── Data extract ──

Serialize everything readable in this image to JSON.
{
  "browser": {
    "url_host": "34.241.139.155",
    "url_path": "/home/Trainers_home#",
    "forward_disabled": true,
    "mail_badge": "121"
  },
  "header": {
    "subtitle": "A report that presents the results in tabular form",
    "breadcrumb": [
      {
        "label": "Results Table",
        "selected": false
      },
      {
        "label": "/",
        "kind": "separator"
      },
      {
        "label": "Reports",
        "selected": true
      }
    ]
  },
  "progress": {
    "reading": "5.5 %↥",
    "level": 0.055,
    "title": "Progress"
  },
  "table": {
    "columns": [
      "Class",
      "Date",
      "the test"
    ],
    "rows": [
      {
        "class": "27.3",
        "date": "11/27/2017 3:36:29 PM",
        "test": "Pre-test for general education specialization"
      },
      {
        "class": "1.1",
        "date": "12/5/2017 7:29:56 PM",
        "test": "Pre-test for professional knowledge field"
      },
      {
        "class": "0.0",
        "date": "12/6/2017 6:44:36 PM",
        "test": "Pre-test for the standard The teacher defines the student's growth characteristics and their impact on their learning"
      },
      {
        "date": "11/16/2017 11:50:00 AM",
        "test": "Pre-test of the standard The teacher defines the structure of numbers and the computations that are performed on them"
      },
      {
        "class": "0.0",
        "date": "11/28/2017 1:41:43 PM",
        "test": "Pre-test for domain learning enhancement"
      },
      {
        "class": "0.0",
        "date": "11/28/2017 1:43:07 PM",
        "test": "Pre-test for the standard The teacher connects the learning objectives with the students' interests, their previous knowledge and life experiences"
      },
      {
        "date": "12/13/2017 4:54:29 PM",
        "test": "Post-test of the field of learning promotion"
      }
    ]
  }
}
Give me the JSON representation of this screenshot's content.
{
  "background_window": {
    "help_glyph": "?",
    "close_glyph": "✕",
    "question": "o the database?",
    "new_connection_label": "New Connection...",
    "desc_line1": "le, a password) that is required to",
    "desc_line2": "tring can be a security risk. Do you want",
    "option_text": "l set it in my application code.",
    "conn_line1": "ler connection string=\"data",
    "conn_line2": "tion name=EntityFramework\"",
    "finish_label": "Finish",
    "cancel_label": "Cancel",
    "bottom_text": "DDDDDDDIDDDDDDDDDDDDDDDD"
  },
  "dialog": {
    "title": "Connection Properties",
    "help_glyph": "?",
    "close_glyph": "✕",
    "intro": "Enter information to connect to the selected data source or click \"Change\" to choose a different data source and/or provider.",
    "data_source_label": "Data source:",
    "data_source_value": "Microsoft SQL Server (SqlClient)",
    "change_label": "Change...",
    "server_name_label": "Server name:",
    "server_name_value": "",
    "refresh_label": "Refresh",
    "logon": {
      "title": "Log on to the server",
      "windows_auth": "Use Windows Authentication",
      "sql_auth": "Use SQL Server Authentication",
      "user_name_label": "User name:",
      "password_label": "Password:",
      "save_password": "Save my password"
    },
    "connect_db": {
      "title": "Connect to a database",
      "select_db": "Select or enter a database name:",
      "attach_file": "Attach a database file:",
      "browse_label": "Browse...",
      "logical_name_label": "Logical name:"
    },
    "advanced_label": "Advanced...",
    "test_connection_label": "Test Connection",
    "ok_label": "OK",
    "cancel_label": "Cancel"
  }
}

───

Exercise objective
Each entry must be reproduced verbatim.

Final result
Serialize everything readable in this image to JSON.
{
  "browser": {
    "url_host": "34.241.139.155",
    "url_path": "/home/Trainers_home#",
    "forward_disabled": true,
    "mail_badge": "121"
  },
  "header": {
    "subtitle": "A report that presents the results in tabular form",
    "breadcrumb": [
      {
        "label": "Results Table",
        "selected": false
      },
      {
        "label": "/",
        "kind": "separator"
      },
      {
        "label": "Reports",
        "selected": true
      }
    ]
  },
  "progress": {
    "reading": "5.5 %↥",
    "level": 0.055,
    "title": "Progress"
  },
  "table": {
    "columns": [
      "Class",
      "Date",
      "the test"
    ],
    "rows": [
      {
        "class": "27.3",
        "date": "11/27/2017 3:36:29 PM",
        "test": "Pre-test for general education specialization"
      },
      {
        "class": "1.1",
        "date": "12/5/2017 7:29:56 PM",
        "test": "Pre-test for professional knowledge field"
      },
      {
        "class": "0.0",
        "date": "12/6/2017 6:44:36 PM",
        "test": "Pre-test for the standard The teacher defines the student's growth characteristics and their impact on their learning"
      },
      {
        "date": "11/16/2017 11:50:00 AM",
        "test": "Pre-test of the standard The teacher defines the structure of numbers and the computations that are performed on them"
      },
      {
        "class": "0.0",
        "date": "11/28/2017 1:41:43 PM",
        "test": "Pre-test for domain learning enhancement"
      },
      {
        "class": "0.0",
        "date": "11/28/2017 1:43:07 PM",
        "test": "Pre-test for the standard The teacher connects the learning objectives with the students' interests, their previous knowledge and life experiences"
      },
      {
        "date": "12/13/2017 4:54:29 PM",
        "test": "Post-test of the field of learning promotion"
      }
    ]
  }
}
Give me the JSON representation of this screenshot's content.
{
  "background_window": {
    "help_glyph": "?",
    "close_glyph": "✕",
    "question": "o the database?",
    "new_connection_label": "New Connection...",
    "desc_line1": "le, a password) that is required to",
    "desc_line2": "tring can be a security risk. Do you want",
    "option_text": "l set it in my application code.",
    "conn_line1": "ler connection string=\"data",
    "conn_line2": "tion name=EntityFramework\"",
    "finish_label": "Finish",
    "cancel_label": "Cancel",
    "bottom_text": "DDDDDDDIDDDDDDDDDDDDDDDD"
  },
  "dialog": {
    "title": "Connection Properties",
    "help_glyph": "?",
    "close_glyph": "✕",
    "intro": "Enter information to connect to the selected data source or click \"Change\" to choose a different data source and/or provider.",
    "data_source_label": "Data source:",
    "data_source_value": "Microsoft SQL Server (SqlClient)",
    "change_label": "Change...",
    "server_name_label": "Server name:",
    "server_name_value": "",
    "refresh_label": "Refresh",
    "logon": {
      "title": "Log on to the server",
      "windows_auth": "Use Windows Authentication",
      "sql_auth": "Use SQL Server Authentication",
      "user_name_label": "User name:",
      "password_label": "Password:",
      "save_password": "Save my password"
    },
    "connect_db": {
      "title": "Connect to a database",
      "select_db": "Select or enter a database name:",
      "attach_file": "Attach a database file:",
      "browse_label": "Browse...",
      "logical_name_label": "Logical name:"
    },
    "advanced_label": "Advanced...",
    "test_connection_label": "Test Connection",
    "ok_label": "OK",
    "cancel_label": "Cancel"
  }
}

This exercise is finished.